**Lines of data**
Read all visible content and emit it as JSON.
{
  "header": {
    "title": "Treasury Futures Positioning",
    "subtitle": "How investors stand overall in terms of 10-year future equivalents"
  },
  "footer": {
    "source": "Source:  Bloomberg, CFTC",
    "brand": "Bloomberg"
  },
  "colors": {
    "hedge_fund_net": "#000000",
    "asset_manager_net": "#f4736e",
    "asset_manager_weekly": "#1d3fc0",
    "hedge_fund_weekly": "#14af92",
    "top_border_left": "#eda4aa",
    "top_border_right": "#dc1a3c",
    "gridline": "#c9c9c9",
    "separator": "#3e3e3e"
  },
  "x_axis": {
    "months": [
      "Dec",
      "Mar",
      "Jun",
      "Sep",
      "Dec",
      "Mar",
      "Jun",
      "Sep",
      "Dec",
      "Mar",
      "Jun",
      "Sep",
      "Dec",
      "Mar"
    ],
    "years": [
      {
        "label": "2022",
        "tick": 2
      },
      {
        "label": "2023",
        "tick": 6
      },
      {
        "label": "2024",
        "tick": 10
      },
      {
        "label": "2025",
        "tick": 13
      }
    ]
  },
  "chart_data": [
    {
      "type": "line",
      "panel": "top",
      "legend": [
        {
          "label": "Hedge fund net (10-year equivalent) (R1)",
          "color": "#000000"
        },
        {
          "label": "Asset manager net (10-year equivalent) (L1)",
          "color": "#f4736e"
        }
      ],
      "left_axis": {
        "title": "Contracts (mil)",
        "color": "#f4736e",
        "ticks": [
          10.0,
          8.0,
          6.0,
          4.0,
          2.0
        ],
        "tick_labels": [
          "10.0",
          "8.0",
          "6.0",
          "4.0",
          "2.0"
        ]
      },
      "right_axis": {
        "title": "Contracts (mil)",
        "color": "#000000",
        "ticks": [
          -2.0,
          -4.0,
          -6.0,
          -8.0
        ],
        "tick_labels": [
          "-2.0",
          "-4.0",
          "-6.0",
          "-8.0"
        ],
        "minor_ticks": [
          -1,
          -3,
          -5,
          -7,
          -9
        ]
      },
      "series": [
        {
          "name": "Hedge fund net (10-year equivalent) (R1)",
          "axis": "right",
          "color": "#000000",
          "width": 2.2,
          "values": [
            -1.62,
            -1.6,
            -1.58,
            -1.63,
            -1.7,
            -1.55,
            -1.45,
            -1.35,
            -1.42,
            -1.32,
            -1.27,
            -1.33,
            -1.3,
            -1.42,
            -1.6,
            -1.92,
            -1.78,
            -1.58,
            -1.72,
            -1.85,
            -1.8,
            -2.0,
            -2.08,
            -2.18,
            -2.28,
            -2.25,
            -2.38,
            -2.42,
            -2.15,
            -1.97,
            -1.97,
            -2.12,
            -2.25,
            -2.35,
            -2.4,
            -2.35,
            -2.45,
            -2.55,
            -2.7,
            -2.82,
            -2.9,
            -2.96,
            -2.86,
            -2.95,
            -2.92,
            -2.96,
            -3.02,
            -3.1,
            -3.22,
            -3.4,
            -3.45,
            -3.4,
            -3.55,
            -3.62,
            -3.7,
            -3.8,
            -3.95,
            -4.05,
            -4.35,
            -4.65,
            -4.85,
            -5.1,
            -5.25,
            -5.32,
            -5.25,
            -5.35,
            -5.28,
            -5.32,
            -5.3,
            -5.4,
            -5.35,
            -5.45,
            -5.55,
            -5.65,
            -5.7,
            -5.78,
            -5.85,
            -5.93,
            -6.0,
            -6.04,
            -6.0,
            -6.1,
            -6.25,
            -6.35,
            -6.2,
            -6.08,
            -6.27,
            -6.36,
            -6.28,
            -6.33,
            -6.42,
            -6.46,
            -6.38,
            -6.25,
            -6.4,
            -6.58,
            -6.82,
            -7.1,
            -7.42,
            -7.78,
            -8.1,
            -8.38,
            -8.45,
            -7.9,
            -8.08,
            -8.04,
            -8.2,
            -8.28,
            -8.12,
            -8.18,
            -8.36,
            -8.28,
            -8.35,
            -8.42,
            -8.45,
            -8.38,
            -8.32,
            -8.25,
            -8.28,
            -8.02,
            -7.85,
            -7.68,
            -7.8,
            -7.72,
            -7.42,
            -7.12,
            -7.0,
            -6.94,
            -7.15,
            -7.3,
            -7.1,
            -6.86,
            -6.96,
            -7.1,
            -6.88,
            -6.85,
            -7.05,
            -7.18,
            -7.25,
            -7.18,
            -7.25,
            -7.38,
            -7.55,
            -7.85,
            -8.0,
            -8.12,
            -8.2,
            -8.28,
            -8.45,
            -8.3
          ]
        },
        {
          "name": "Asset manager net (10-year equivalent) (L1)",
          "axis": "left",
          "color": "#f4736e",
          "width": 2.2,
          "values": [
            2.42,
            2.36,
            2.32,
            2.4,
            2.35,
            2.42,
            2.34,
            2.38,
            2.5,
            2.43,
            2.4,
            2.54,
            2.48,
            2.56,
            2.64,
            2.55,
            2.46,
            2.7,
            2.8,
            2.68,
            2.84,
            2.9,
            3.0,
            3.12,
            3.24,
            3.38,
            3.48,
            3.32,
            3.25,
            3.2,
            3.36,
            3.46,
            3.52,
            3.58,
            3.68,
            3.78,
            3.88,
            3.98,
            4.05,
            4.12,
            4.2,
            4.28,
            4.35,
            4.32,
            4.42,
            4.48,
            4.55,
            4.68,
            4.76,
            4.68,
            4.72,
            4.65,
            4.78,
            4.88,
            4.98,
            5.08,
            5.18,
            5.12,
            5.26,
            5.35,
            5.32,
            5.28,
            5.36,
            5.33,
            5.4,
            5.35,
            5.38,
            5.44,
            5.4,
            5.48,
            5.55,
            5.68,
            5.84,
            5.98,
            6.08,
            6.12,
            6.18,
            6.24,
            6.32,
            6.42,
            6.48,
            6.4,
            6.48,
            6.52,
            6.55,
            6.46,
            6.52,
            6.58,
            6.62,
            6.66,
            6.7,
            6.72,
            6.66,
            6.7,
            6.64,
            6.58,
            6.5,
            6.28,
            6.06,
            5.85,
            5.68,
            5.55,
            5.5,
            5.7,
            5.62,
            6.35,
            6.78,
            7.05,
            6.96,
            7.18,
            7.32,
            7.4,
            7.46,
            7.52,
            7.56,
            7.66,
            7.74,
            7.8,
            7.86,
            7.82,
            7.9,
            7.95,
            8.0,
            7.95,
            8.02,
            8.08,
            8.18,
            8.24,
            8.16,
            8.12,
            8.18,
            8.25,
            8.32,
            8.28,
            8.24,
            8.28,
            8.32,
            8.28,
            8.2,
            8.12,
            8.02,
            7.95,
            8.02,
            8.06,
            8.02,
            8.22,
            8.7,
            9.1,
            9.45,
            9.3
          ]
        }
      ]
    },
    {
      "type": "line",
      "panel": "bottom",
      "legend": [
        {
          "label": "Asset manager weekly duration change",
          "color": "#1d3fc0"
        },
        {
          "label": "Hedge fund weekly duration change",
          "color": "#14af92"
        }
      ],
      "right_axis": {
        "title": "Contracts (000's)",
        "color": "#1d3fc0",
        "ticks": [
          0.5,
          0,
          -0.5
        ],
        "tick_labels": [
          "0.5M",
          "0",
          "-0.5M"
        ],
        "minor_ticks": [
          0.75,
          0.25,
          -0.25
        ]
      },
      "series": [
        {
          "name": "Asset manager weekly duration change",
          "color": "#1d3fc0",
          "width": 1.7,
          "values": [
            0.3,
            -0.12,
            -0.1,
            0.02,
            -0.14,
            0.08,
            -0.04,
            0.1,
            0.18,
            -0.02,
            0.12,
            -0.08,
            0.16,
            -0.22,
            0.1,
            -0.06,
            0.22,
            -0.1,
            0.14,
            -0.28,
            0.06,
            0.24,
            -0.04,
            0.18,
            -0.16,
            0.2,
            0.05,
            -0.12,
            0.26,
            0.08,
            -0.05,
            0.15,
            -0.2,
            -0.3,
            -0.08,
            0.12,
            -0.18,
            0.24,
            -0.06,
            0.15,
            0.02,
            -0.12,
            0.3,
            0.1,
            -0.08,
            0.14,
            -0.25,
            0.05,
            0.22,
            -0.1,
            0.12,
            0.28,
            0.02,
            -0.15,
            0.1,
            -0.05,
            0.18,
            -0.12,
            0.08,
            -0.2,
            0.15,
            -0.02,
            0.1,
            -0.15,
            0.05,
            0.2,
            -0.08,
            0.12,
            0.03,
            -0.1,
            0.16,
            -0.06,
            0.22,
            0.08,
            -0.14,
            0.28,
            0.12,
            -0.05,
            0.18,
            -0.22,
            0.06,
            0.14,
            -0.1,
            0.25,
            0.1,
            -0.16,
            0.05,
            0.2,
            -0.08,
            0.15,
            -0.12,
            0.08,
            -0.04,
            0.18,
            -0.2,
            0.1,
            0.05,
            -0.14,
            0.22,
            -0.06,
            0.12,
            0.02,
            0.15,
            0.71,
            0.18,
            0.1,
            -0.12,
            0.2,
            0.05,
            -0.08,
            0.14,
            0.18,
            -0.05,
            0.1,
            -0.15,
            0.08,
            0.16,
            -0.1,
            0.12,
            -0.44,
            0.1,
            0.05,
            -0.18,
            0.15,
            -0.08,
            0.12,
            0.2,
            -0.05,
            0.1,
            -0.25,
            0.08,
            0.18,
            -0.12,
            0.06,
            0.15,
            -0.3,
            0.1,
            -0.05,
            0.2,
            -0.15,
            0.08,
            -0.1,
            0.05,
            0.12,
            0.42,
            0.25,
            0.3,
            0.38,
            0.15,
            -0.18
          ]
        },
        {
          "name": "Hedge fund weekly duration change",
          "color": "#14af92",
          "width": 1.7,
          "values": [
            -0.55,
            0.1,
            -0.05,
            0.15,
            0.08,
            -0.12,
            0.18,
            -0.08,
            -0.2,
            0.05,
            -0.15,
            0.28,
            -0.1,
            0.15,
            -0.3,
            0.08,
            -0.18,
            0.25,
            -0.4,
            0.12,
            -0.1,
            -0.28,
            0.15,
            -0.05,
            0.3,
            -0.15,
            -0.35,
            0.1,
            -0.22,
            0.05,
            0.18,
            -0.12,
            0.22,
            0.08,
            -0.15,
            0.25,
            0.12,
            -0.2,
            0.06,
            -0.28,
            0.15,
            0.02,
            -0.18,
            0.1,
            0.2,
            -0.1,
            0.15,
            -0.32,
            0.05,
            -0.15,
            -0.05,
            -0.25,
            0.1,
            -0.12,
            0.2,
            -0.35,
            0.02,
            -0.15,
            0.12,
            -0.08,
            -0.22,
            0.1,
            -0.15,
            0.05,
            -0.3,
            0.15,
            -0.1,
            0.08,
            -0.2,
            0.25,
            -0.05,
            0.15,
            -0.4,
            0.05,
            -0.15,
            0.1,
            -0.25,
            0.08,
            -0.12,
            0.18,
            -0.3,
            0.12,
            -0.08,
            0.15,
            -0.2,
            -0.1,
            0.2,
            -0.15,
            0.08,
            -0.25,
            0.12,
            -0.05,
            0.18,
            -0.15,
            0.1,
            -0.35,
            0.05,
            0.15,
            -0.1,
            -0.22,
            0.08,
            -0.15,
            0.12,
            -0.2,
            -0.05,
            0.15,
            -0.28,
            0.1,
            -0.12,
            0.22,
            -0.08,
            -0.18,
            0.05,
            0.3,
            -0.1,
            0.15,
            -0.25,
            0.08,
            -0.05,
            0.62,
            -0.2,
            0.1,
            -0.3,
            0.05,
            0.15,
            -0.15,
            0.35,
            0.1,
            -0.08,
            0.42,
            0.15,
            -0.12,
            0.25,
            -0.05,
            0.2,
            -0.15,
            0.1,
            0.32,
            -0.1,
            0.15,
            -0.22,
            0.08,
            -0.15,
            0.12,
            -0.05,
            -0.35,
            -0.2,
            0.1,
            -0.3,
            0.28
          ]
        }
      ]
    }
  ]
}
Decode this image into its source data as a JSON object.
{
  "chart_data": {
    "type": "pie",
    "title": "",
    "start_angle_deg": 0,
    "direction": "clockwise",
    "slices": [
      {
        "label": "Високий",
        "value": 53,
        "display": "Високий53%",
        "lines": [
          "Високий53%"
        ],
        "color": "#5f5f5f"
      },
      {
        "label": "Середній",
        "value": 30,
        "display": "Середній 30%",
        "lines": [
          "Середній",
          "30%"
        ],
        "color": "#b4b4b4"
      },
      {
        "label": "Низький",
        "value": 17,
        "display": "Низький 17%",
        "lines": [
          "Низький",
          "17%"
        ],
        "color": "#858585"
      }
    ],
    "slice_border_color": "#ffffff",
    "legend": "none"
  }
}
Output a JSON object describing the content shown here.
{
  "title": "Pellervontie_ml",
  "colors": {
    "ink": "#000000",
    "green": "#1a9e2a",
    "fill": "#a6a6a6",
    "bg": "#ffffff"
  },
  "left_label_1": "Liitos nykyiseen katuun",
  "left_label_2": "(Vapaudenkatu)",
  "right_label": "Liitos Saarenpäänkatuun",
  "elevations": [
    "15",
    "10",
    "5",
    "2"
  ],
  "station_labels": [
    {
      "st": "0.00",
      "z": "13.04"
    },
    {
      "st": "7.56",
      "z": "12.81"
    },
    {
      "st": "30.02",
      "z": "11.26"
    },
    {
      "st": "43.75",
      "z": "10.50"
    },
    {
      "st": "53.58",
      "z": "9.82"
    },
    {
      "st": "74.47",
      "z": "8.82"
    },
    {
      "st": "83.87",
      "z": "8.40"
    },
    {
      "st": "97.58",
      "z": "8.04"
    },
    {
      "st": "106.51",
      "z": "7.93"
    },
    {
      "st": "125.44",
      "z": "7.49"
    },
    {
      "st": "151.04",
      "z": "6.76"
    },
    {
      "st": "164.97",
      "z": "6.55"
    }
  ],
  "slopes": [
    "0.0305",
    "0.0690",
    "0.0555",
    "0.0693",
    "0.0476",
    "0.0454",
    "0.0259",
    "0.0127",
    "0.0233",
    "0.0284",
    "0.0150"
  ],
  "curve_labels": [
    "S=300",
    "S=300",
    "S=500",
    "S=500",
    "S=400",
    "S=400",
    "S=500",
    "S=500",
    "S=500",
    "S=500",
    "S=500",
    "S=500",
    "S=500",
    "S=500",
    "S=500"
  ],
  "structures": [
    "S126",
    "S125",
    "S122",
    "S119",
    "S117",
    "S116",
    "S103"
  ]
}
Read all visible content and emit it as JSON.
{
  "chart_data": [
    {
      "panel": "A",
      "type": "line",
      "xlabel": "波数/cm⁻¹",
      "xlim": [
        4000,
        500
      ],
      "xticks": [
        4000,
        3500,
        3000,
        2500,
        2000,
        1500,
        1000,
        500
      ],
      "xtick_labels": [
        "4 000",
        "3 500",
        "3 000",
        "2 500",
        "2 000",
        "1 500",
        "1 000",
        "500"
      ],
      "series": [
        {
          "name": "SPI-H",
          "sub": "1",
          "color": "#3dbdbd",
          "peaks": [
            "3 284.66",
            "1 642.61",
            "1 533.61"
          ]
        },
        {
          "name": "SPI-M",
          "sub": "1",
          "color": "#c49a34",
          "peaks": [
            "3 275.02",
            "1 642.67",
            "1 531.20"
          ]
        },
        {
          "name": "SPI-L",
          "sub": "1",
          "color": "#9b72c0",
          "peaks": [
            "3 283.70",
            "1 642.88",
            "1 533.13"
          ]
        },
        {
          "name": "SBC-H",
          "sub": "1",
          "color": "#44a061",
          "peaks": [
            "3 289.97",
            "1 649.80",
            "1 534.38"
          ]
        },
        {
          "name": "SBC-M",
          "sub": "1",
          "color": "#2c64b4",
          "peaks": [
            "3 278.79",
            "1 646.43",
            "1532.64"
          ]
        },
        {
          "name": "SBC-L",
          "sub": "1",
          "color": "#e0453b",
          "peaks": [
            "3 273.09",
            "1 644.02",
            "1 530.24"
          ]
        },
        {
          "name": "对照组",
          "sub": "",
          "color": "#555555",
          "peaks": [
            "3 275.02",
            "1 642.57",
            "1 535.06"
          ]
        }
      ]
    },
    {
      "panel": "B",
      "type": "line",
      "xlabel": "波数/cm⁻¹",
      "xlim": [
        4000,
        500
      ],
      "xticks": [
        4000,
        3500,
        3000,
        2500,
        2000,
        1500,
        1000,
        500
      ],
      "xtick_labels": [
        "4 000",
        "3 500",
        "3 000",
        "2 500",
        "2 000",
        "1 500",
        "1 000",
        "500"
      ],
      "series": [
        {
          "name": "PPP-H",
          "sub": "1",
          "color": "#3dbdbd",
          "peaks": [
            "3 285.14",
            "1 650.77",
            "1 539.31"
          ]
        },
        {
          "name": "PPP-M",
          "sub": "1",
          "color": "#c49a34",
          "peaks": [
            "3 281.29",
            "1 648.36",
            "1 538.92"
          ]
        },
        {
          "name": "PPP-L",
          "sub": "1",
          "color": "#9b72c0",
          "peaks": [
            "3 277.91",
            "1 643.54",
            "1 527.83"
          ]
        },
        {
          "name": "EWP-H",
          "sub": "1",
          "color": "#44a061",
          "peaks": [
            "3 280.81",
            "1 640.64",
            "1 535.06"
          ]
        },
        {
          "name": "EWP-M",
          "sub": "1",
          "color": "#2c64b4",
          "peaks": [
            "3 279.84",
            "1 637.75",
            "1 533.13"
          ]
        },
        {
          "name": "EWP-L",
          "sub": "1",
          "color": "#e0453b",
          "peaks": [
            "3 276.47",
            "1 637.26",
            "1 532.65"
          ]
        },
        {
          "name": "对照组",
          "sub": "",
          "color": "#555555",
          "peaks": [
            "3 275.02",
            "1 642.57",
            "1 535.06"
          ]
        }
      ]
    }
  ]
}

**EXERCISE GOAL**
Scan the material above for the word "Bloomberg". Copy each line where it occurs.

**ANSWER FOR THIS EXERCISE**
    "source": "Source:  Bloomberg, CFTC",
    "brand": "Bloomberg"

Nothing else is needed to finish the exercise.